Skip the pictures. Transcribe the rest of the data below without changing a word.

***** ITEMS

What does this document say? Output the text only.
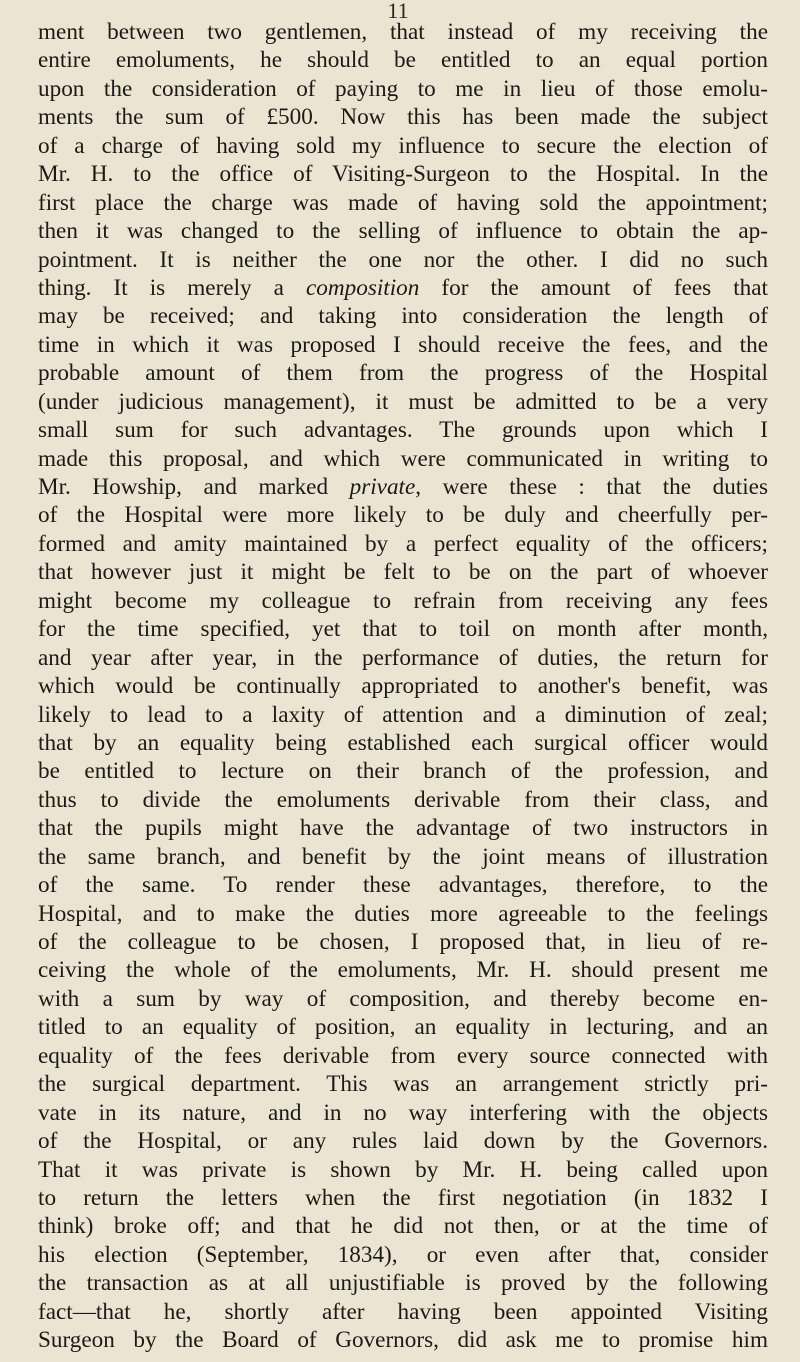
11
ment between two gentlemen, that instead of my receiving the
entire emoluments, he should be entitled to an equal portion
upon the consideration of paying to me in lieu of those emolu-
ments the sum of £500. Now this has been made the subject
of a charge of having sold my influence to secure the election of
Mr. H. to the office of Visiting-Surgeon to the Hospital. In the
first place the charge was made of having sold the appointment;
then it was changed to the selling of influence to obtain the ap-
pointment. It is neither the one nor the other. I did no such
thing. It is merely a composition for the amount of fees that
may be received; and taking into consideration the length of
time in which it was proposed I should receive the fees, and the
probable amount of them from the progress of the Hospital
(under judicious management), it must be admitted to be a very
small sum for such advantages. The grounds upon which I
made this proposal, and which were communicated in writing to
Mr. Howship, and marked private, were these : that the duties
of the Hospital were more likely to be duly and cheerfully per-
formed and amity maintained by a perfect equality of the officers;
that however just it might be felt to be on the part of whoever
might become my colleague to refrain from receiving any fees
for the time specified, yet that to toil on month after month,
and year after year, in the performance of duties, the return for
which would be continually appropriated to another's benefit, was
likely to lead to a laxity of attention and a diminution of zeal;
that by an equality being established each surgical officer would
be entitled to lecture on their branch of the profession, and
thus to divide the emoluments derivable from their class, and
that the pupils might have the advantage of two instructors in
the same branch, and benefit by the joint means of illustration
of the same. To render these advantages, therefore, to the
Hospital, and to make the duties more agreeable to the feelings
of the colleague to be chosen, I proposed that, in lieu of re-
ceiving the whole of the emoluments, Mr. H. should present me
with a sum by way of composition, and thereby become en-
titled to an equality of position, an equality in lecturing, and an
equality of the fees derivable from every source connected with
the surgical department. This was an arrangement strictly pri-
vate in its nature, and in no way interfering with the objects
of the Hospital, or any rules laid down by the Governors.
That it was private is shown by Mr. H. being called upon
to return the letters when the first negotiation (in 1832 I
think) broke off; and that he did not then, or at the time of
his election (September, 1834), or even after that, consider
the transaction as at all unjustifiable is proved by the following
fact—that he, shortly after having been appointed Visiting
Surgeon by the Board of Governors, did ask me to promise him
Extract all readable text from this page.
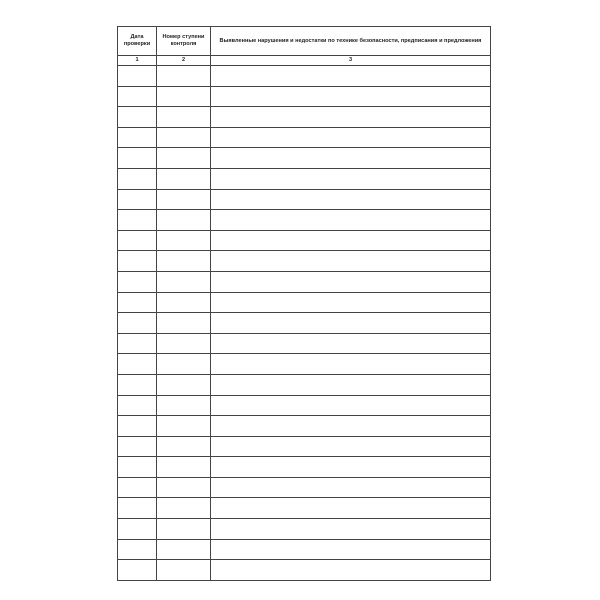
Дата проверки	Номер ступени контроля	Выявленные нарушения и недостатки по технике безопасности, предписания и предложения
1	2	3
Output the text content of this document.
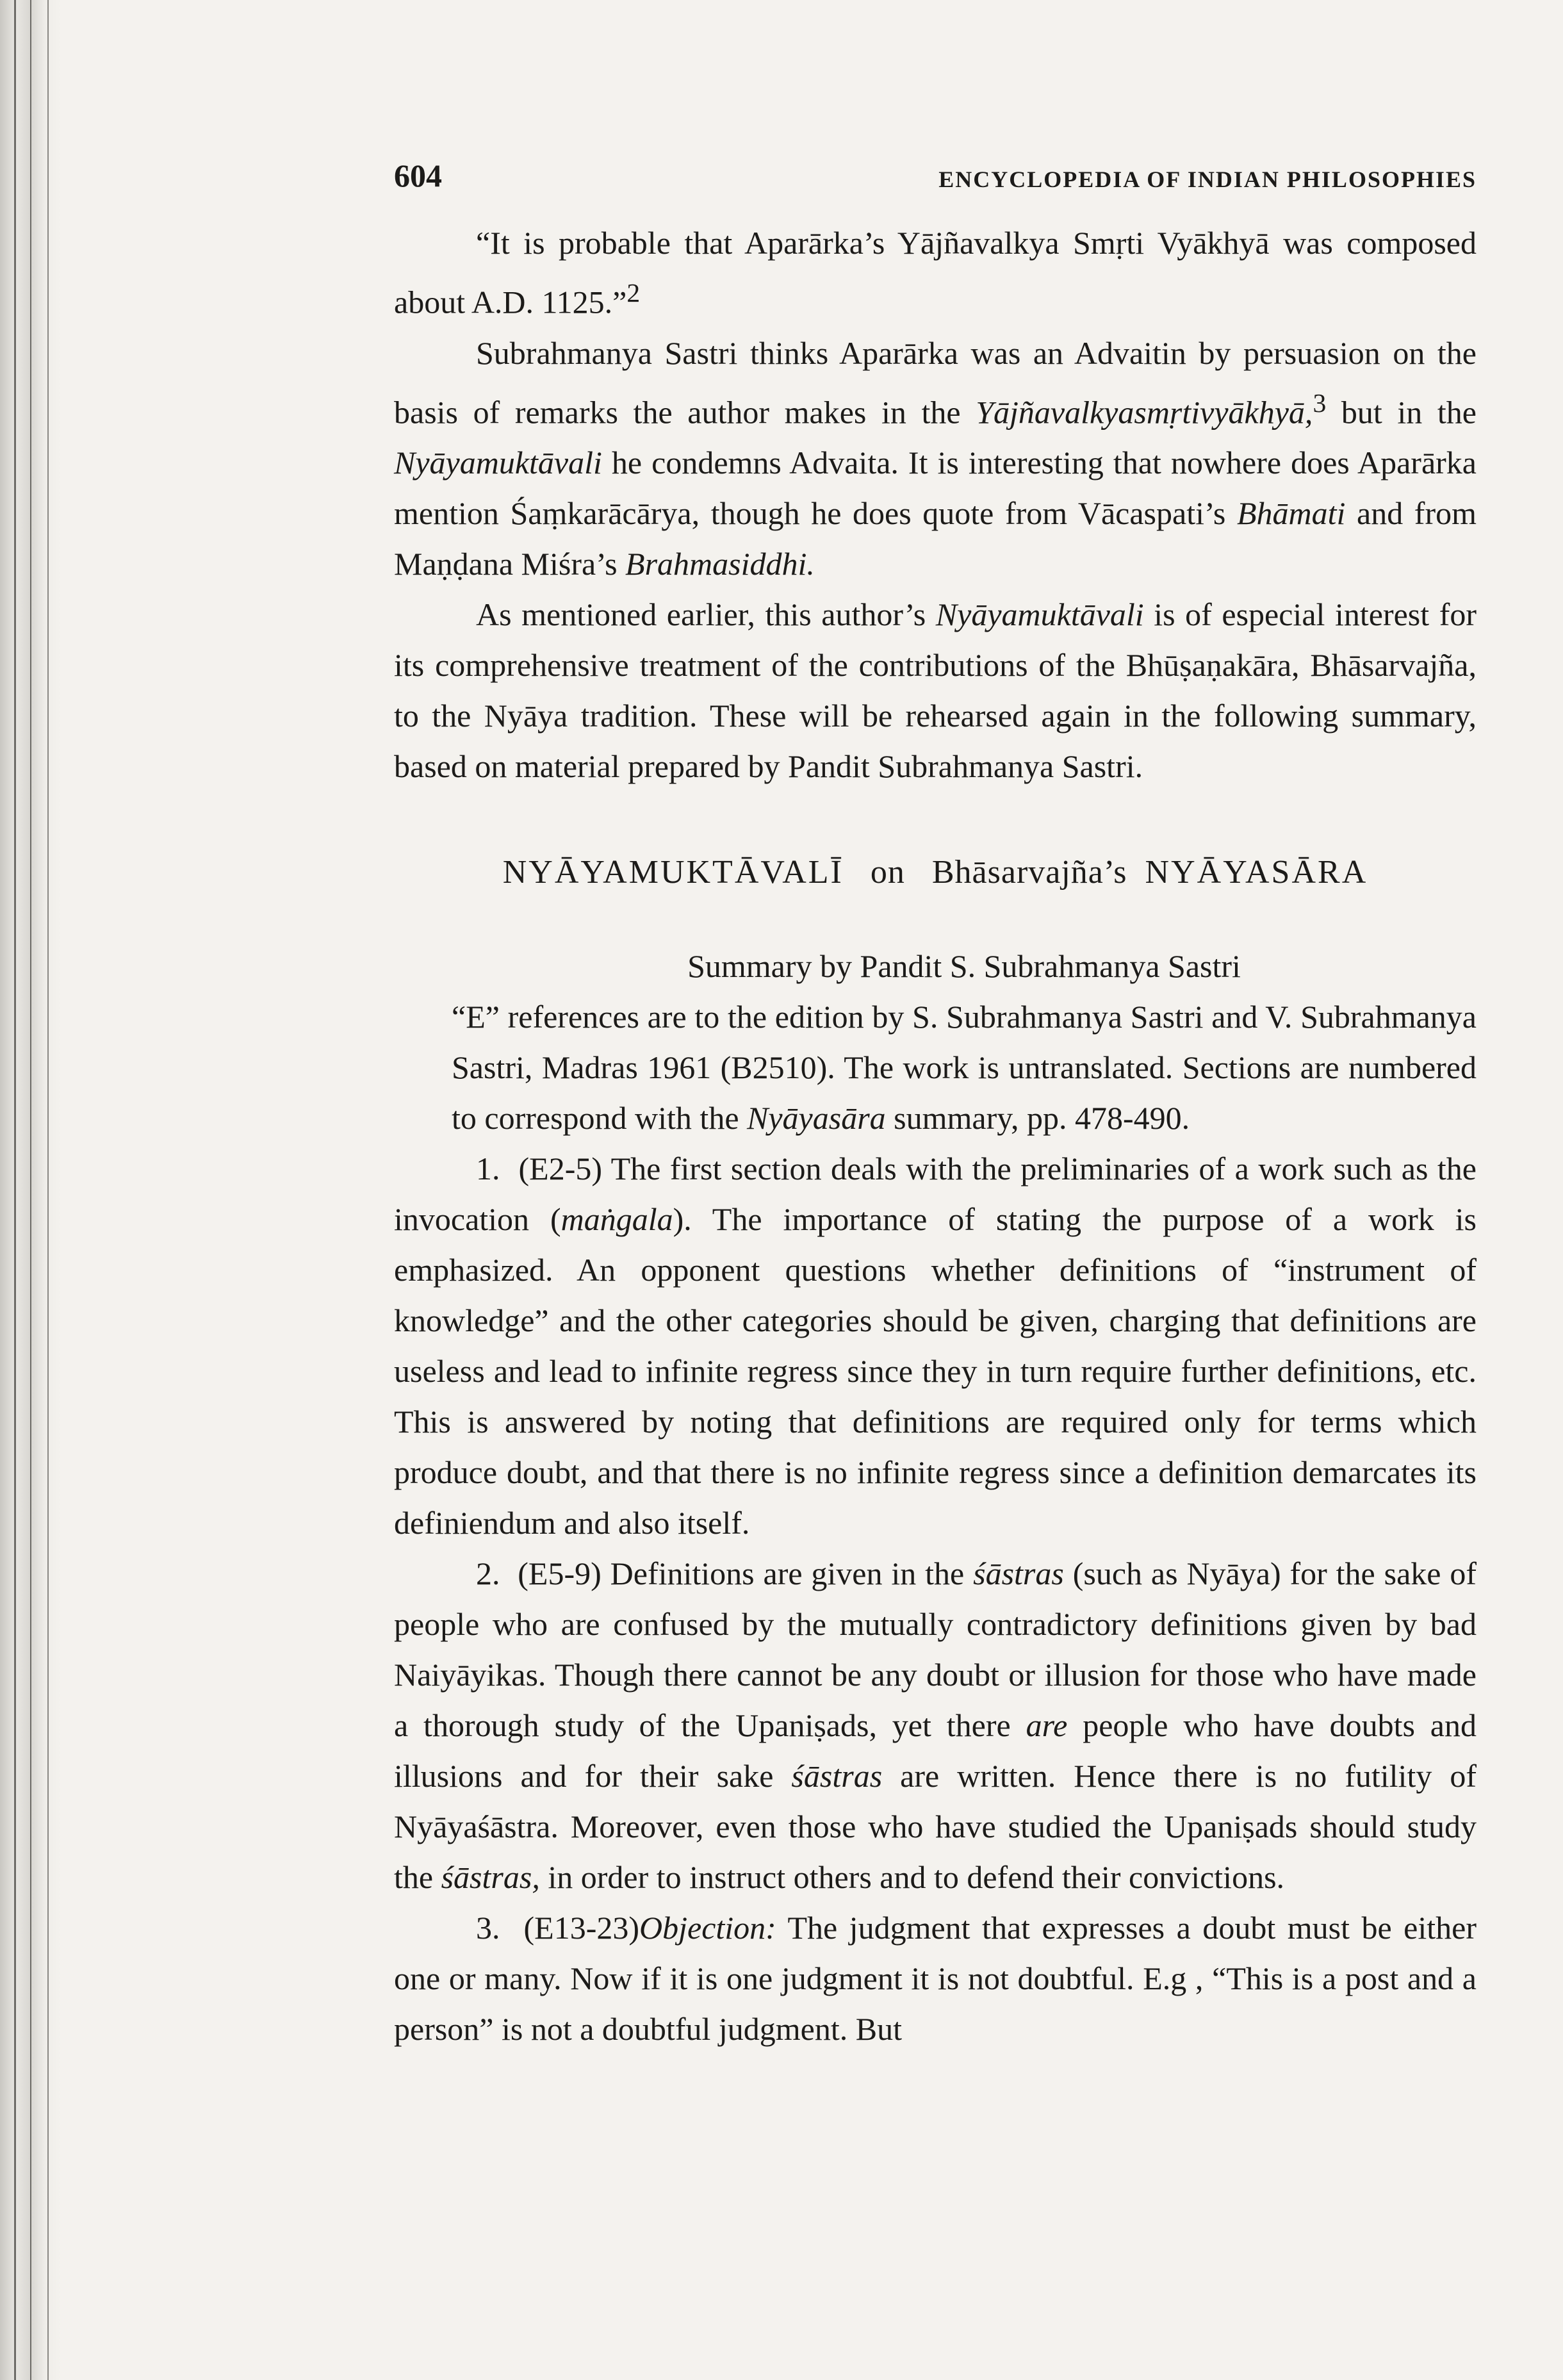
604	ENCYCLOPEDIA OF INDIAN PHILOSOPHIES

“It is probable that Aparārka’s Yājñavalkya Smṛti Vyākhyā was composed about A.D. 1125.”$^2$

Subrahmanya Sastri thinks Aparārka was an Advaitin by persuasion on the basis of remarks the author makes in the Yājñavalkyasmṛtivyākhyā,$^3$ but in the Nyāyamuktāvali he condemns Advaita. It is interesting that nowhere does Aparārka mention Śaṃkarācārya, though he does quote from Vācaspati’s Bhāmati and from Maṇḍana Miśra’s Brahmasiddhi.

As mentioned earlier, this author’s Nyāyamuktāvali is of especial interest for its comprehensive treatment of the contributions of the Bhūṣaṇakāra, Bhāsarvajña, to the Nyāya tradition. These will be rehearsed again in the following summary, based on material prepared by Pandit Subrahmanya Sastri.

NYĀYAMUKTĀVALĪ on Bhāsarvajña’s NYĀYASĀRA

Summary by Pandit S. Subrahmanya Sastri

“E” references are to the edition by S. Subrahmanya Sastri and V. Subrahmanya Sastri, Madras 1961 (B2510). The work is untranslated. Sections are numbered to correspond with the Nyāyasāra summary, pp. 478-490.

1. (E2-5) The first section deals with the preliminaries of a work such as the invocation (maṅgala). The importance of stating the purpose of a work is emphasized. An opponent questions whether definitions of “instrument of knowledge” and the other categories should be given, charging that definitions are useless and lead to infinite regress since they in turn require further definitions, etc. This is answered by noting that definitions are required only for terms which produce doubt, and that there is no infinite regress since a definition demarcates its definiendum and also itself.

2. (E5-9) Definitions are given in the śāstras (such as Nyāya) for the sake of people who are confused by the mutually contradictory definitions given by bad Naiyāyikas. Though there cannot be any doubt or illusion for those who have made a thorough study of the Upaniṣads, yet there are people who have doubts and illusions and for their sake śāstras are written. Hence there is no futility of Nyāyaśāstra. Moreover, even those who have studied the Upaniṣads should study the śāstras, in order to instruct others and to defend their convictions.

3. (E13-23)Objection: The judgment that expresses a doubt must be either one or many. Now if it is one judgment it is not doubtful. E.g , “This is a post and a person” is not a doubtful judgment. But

**********

FULL ANSWER.
What does this document say? Output the text only.
11
ment between two gentlemen, that instead of my receiving the
entire emoluments, he should be entitled to an equal portion
upon the consideration of paying to me in lieu of those emolu-
ments the sum of £500. Now this has been made the subject
of a charge of having sold my influence to secure the election of
Mr. H. to the office of Visiting-Surgeon to the Hospital. In the
first place the charge was made of having sold the appointment;
then it was changed to the selling of influence to obtain the ap-
pointment. It is neither the one nor the other. I did no such
thing. It is merely a composition for the amount of fees that
may be received; and taking into consideration the length of
time in which it was proposed I should receive the fees, and the
probable amount of them from the progress of the Hospital
(under judicious management), it must be admitted to be a very
small sum for such advantages. The grounds upon which I
made this proposal, and which were communicated in writing to
Mr. Howship, and marked private, were these : that the duties
of the Hospital were more likely to be duly and cheerfully per-
formed and amity maintained by a perfect equality of the officers;
that however just it might be felt to be on the part of whoever
might become my colleague to refrain from receiving any fees
for the time specified, yet that to toil on month after month,
and year after year, in the performance of duties, the return for
which would be continually appropriated to another's benefit, was
likely to lead to a laxity of attention and a diminution of zeal;
that by an equality being established each surgical officer would
be entitled to lecture on their branch of the profession, and
thus to divide the emoluments derivable from their class, and
that the pupils might have the advantage of two instructors in
the same branch, and benefit by the joint means of illustration
of the same. To render these advantages, therefore, to the
Hospital, and to make the duties more agreeable to the feelings
of the colleague to be chosen, I proposed that, in lieu of re-
ceiving the whole of the emoluments, Mr. H. should present me
with a sum by way of composition, and thereby become en-
titled to an equality of position, an equality in lecturing, and an
equality of the fees derivable from every source connected with
the surgical department. This was an arrangement strictly pri-
vate in its nature, and in no way interfering with the objects
of the Hospital, or any rules laid down by the Governors.
That it was private is shown by Mr. H. being called upon
to return the letters when the first negotiation (in 1832 I
think) broke off; and that he did not then, or at the time of
his election (September, 1834), or even after that, consider
the transaction as at all unjustifiable is proved by the following
fact—that he, shortly after having been appointed Visiting
Surgeon by the Board of Governors, did ask me to promise him
Extract all readable text from this page.
Дата проверки	Номер ступени контроля	Выявленные нарушения и недостатки по технике безопасности, предписания и предложения
1	2	3
Output the text content of this document.
604	ENCYCLOPEDIA OF INDIAN PHILOSOPHIES

“It is probable that Aparārka’s Yājñavalkya Smṛti Vyākhyā was composed about A.D. 1125.”$^2$

Subrahmanya Sastri thinks Aparārka was an Advaitin by persuasion on the basis of remarks the author makes in the Yājñavalkyasmṛtivyākhyā,$^3$ but in the Nyāyamuktāvali he condemns Advaita. It is interesting that nowhere does Aparārka mention Śaṃkarācārya, though he does quote from Vācaspati’s Bhāmati and from Maṇḍana Miśra’s Brahmasiddhi.

As mentioned earlier, this author’s Nyāyamuktāvali is of especial interest for its comprehensive treatment of the contributions of the Bhūṣaṇakāra, Bhāsarvajña, to the Nyāya tradition. These will be rehearsed again in the following summary, based on material prepared by Pandit Subrahmanya Sastri.

NYĀYAMUKTĀVALĪ on Bhāsarvajña’s NYĀYASĀRA

Summary by Pandit S. Subrahmanya Sastri

“E” references are to the edition by S. Subrahmanya Sastri and V. Subrahmanya Sastri, Madras 1961 (B2510). The work is untranslated. Sections are numbered to correspond with the Nyāyasāra summary, pp. 478-490.

1. (E2-5) The first section deals with the preliminaries of a work such as the invocation (maṅgala). The importance of stating the purpose of a work is emphasized. An opponent questions whether definitions of “instrument of knowledge” and the other categories should be given, charging that definitions are useless and lead to infinite regress since they in turn require further definitions, etc. This is answered by noting that definitions are required only for terms which produce doubt, and that there is no infinite regress since a definition demarcates its definiendum and also itself.

2. (E5-9) Definitions are given in the śāstras (such as Nyāya) for the sake of people who are confused by the mutually contradictory definitions given by bad Naiyāyikas. Though there cannot be any doubt or illusion for those who have made a thorough study of the Upaniṣads, yet there are people who have doubts and illusions and for their sake śāstras are written. Hence there is no futility of Nyāyaśāstra. Moreover, even those who have studied the Upaniṣads should study the śāstras, in order to instruct others and to defend their convictions.

3. (E13-23)Objection: The judgment that expresses a doubt must be either one or many. Now if it is one judgment it is not doubtful. E.g , “This is a post and a person” is not a doubtful judgment. But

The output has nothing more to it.